- [Exercise task]: Scan the data below for the string "different". Copy every line where it appears.

Data records:
----------------
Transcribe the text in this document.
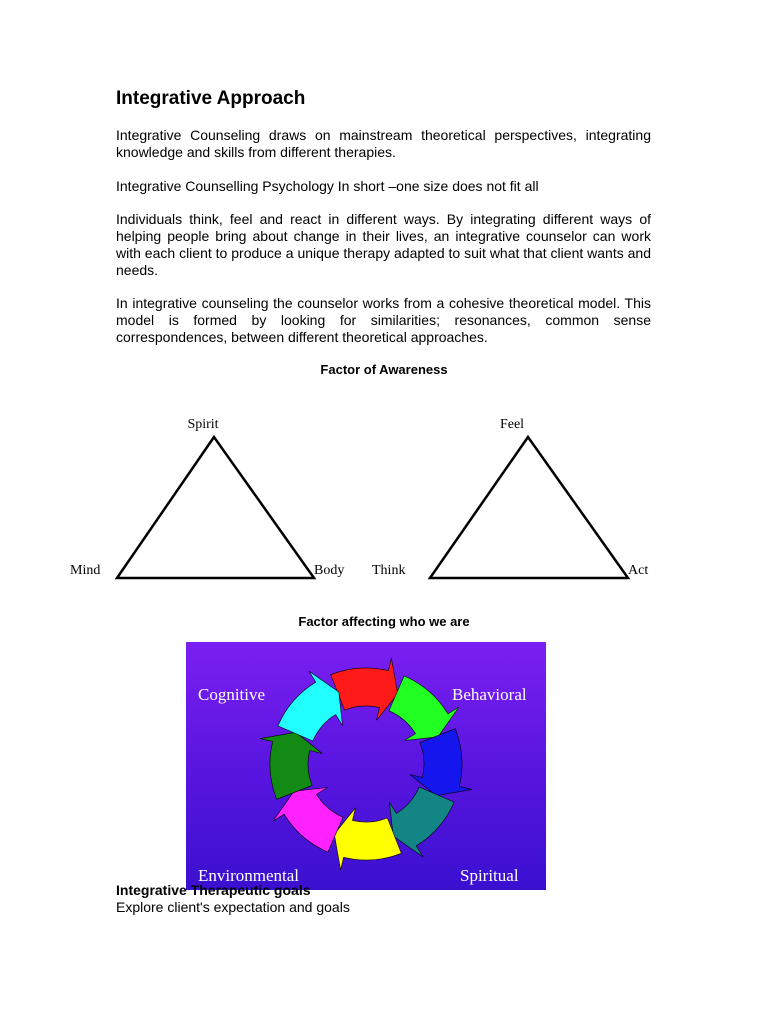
Integrative Approach

Integrative Counseling draws on mainstream theoretical perspectives, integrating knowledge and skills from different therapies.

Integrative Counselling Psychology In short –one size does not fit all

Individuals think, feel and react in different ways. By integrating different ways of helping people bring about change in their lives, an integrative counselor can work with each client to produce a unique therapy adapted to suit what that client wants and needs.

In integrative counseling the counselor works from a cohesive theoretical model. This model is formed by looking for similarities; resonances, common sense correspondences, between different theoretical approaches.

Factor of Awareness

Spirit
Mind	Body
Feel
Think	Act

Factor affecting who we are

Cognitive	Behavioral
Environmental	Spiritual

Integrative Therapeutic goals

Explore client's expectation and goals
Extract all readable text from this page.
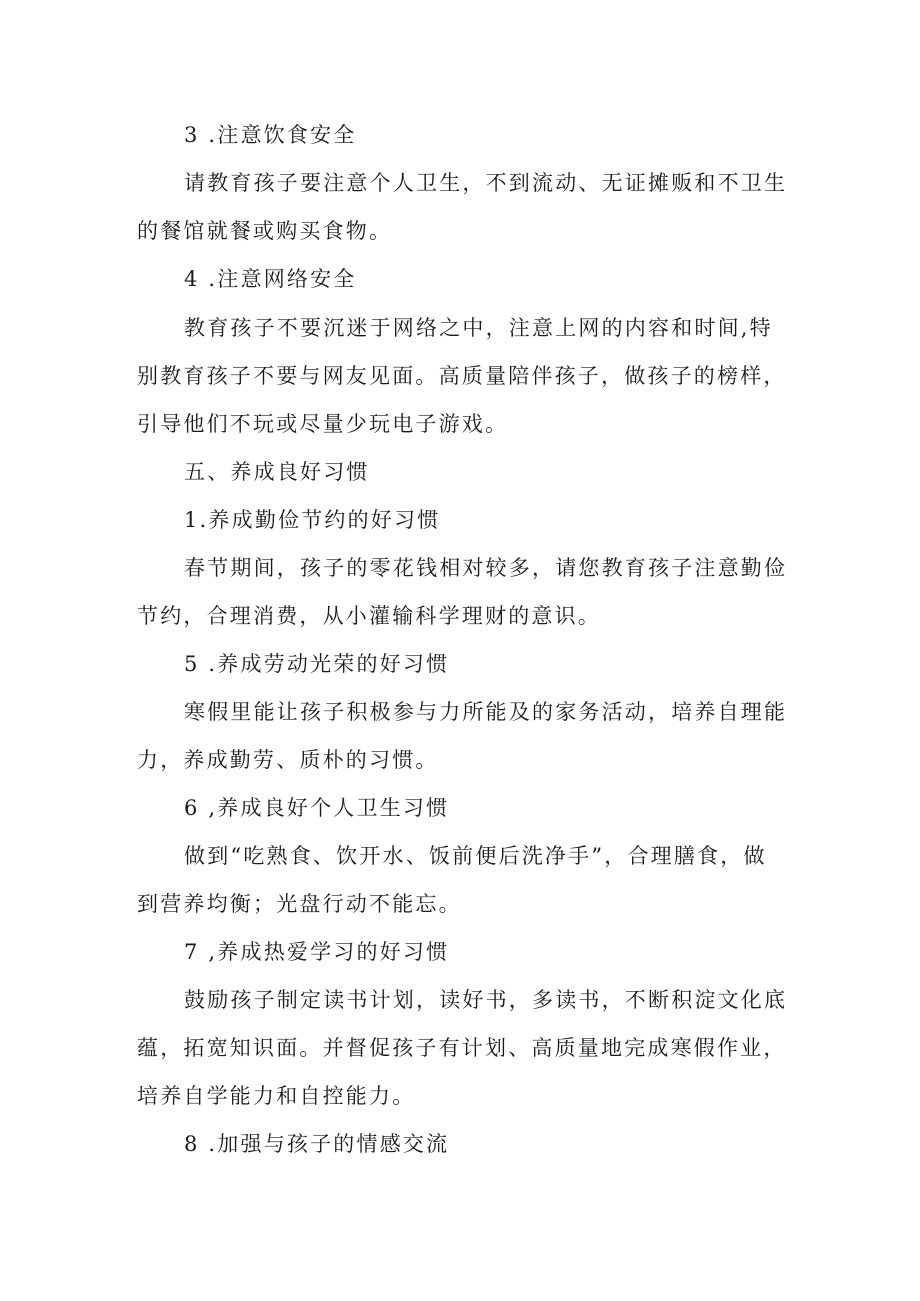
3 .注意饮食安全
请教育孩子要注意个人卫生，不到流动、无证摊贩和不卫生
的餐馆就餐或购买食物。
4 .注意网络安全
教育孩子不要沉迷于网络之中，注意上网的内容和时间,特
别教育孩子不要与网友见面。高质量陪伴孩子，做孩子的榜样，
引导他们不玩或尽量少玩电子游戏。
五、养成良好习惯
1.养成勤俭节约的好习惯
春节期间，孩子的零花钱相对较多，请您教育孩子注意勤俭
节约，合理消费，从小灌输科学理财的意识。
5 .养成劳动光荣的好习惯
寒假里能让孩子积极参与力所能及的家务活动，培养自理能
力，养成勤劳、质朴的习惯。
6 ,养成良好个人卫生习惯
做到“吃熟食、饮开水、饭前便后洗净手”，合理膳食，做
到营养均衡；光盘行动不能忘。
7 ,养成热爱学习的好习惯
鼓励孩子制定读书计划，读好书，多读书，不断积淀文化底
蕴，拓宽知识面。并督促孩子有计划、高质量地完成寒假作业，
培养自学能力和自控能力。
8 .加强与孩子的情感交流
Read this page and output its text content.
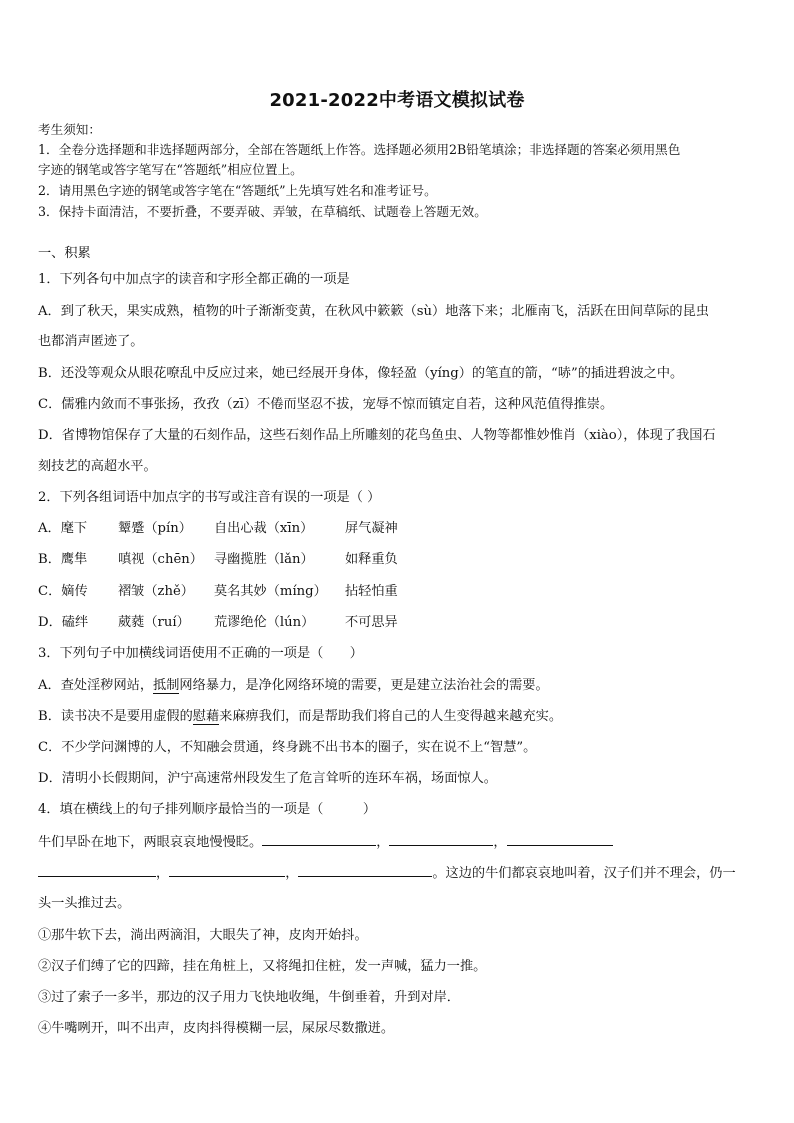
2021-2022中考语文模拟试卷
考生须知：
1．全卷分选择题和非选择题两部分，全部在答题纸上作答。选择题必须用2B铅笔填涂；非选择题的答案必须用黑色
字迹的钢笔或答字笔写在“答题纸”相应位置上。
2．请用黑色字迹的钢笔或答字笔在“答题纸”上先填写姓名和准考证号。
3．保持卡面清洁，不要折叠，不要弄破、弄皱，在草稿纸、试题卷上答题无效。
一、积累
1．下列各句中加点字的读音和字形全都正确的一项是
A．到了秋天，果实成熟，植物的叶子渐渐变黄，在秋风中簌簌（sù）地落下来；北雁南飞，活跃在田间草际的昆虫
也都消声匿迹了。
B．还没等观众从眼花嘹乱中反应过来，她已经展开身体，像轻盈（yíng）的笔直的箭，“哧”的插进碧波之中。
C．儒雅内敛而不事张扬，孜孜（zī）不倦而坚忍不拔，宠辱不惊而镇定自若，这种风范值得推崇。
D．省博物馆保存了大量的石刻作品，这些石刻作品上所雕刻的花鸟鱼虫、人物等都惟妙惟肖（xiào），体现了我国石
刻技艺的高超水平。
2．下列各组词语中加点字的书写或注音有误的一项是（ ）
A．麾下 颦蹙（pín） 自出心裁（xīn） 屏气凝神
B．鹰隼 嗔视（chēn） 寻幽揽胜（lǎn） 如释重负
C．嫡传 褶皱（zhě） 莫名其妙（míng） 拈轻怕重
D．磕绊 葳蕤（ruí） 荒谬绝伦（lún） 不可思异
3．下列句子中加横线词语使用不正确的一项是（　　）
A．查处淫秽网站，抵制网络暴力，是净化网络环境的需要，更是建立法治社会的需要。
B．读书决不是要用虚假的慰藉来麻痹我们，而是帮助我们将自己的人生变得越来越充实。
C．不少学问渊博的人，不知融会贯通，终身跳不出书本的圈子，实在说不上“智慧”。
D．清明小长假期间，沪宁高速常州段发生了危言耸听的连环车祸，场面惊人。
4．填在横线上的句子排列顺序最恰当的一项是（　　　）
牛们早卧在地下，两眼哀哀地慢慢眨。	，	，
，	，	。这边的牛们都哀哀地叫着，汉子们并不理会，仍一
头一头推过去。
①那牛软下去，淌出两滴泪，大眼失了神，皮肉开始抖。
②汉子们缚了它的四蹄，挂在角桩上，又将绳扣住桩，发一声喊，猛力一推。
③过了索子一多半，那边的汉子用力飞快地收绳，牛倒垂着，升到对岸．
④牛嘴咧开，叫不出声，皮肉抖得模糊一层，屎尿尽数撒迸。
----------------
- [Full solution]:
Integrative Counseling draws on mainstream theoretical perspectives, integrating knowledge and skills from different therapies.
Individuals think, feel and react in different ways. By integrating different ways of helping people bring about change in their lives, an integrative counselor can work with each client to produce a unique therapy adapted to suit what that client wants and needs.
In integrative counseling the counselor works from a cohesive theoretical model. This model is formed by looking for similarities; resonances, common sense correspondences, between different theoretical approaches.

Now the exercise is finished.